Wherever the word "这就是中国军" appears in a line, copy that line.
────────
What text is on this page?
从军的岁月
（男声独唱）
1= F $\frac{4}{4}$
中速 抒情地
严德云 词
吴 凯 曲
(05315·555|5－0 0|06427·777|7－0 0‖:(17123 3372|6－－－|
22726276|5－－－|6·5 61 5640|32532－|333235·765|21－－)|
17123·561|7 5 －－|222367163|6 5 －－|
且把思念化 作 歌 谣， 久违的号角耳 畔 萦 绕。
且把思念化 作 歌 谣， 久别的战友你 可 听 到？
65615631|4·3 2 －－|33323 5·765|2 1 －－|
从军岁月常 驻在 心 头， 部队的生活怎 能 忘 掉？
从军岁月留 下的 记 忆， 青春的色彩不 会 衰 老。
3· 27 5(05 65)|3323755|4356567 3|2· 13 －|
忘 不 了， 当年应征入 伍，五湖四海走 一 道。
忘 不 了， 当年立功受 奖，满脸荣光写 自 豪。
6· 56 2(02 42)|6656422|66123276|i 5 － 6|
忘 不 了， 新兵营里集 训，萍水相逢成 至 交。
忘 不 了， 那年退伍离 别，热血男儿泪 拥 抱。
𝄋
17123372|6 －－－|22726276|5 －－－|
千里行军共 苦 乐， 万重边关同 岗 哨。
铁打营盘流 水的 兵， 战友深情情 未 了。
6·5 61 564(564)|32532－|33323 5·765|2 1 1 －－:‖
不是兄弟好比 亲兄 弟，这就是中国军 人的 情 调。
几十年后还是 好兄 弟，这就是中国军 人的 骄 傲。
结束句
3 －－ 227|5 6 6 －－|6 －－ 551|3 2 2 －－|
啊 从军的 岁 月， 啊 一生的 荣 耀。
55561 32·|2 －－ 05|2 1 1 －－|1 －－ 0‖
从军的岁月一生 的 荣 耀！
────────
▶ Full response
不是兄弟好比 亲兄 弟，这就是中国军 人的 情 调。
几十年后还是 好兄 弟，这就是中国军 人的 骄 傲。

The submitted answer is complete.